# Start of ITEMS
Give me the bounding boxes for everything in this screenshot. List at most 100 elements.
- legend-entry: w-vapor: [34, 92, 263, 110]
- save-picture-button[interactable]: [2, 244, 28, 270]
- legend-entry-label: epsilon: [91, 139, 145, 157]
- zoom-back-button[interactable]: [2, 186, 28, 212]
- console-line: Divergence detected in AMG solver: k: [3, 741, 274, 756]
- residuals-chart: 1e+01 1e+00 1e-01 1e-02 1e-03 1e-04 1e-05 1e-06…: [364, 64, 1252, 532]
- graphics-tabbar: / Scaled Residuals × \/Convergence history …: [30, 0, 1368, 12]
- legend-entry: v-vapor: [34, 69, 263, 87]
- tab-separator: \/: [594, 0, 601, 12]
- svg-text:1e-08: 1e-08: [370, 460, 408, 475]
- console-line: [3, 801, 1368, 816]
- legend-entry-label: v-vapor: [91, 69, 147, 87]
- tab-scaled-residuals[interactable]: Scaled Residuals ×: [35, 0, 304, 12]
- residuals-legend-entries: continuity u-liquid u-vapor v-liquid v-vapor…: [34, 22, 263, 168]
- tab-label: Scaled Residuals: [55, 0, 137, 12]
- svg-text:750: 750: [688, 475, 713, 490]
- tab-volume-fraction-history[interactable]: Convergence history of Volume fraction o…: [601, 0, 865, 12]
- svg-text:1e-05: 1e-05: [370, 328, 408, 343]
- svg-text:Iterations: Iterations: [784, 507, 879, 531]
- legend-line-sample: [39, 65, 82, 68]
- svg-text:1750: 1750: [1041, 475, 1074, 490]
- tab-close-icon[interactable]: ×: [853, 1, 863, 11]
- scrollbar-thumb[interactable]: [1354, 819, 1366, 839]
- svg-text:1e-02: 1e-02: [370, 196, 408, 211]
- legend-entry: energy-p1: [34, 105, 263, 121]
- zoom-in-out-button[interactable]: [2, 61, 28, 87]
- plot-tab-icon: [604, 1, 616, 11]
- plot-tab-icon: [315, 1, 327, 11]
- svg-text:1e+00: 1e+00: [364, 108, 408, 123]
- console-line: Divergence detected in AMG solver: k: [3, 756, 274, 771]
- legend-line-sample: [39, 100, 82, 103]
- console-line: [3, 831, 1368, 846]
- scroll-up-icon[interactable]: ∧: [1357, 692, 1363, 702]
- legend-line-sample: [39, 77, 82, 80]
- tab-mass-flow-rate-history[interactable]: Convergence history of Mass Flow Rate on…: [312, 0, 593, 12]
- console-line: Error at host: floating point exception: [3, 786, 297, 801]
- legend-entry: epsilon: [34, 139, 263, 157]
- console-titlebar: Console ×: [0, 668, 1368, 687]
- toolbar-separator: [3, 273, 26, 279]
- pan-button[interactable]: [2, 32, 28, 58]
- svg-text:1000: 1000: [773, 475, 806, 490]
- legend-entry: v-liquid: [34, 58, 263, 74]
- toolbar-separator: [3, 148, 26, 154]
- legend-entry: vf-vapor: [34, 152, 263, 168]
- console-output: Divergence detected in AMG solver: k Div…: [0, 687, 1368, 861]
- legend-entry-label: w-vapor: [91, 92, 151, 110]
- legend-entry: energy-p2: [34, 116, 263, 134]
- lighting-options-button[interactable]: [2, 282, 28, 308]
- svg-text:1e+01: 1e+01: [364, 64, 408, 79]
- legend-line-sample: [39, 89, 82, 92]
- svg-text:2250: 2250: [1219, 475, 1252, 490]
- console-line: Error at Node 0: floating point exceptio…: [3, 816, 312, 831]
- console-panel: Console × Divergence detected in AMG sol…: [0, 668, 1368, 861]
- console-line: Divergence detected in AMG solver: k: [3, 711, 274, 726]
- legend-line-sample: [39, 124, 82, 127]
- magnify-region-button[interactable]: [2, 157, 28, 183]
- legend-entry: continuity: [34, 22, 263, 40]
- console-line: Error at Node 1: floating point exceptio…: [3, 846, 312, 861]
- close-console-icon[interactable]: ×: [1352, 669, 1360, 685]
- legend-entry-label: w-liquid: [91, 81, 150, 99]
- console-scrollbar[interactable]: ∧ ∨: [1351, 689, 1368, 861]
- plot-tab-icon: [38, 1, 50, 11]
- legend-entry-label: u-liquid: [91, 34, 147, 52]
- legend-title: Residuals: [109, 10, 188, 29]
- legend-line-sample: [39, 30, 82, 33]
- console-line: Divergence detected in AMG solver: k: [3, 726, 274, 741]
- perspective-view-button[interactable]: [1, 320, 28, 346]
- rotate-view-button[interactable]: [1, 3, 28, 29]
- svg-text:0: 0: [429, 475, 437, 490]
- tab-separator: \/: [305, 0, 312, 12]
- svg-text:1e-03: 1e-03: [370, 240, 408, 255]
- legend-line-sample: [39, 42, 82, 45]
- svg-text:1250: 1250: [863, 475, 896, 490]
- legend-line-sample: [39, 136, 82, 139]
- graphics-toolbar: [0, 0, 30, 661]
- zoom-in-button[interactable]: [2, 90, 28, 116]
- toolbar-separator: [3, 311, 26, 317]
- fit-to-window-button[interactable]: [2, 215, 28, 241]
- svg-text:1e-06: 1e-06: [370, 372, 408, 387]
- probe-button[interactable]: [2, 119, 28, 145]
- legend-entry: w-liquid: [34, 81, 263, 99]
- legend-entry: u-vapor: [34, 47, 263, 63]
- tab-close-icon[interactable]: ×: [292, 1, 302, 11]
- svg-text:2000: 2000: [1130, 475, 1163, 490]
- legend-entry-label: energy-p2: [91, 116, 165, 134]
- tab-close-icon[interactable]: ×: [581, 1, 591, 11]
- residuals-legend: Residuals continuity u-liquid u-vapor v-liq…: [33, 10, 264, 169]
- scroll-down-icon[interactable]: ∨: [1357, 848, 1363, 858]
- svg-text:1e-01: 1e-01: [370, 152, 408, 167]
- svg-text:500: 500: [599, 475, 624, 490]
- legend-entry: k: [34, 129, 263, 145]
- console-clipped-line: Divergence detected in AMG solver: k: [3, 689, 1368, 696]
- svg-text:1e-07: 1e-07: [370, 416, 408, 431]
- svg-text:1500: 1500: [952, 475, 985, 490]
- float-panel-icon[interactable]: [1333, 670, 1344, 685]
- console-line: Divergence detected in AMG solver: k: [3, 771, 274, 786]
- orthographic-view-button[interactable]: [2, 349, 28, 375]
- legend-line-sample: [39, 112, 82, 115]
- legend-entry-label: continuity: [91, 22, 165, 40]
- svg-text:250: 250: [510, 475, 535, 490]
# End of ITEMS
### TO BE DONE
Pull out the stretch of the bounding box entries from the very first line through the line containing "- zoom-back-button[interactable]: [2, 186, 28, 212]", both ends included, and copy it word for word.

### EXPECTED ANSWER
Give me the bounding boxes for everything in this screenshot. List at most 100 elements.
- legend-entry: w-vapor: [34, 92, 263, 110]
- save-picture-button[interactable]: [2, 244, 28, 270]
- legend-entry-label: epsilon: [91, 139, 145, 157]
- zoom-back-button[interactable]: [2, 186, 28, 212]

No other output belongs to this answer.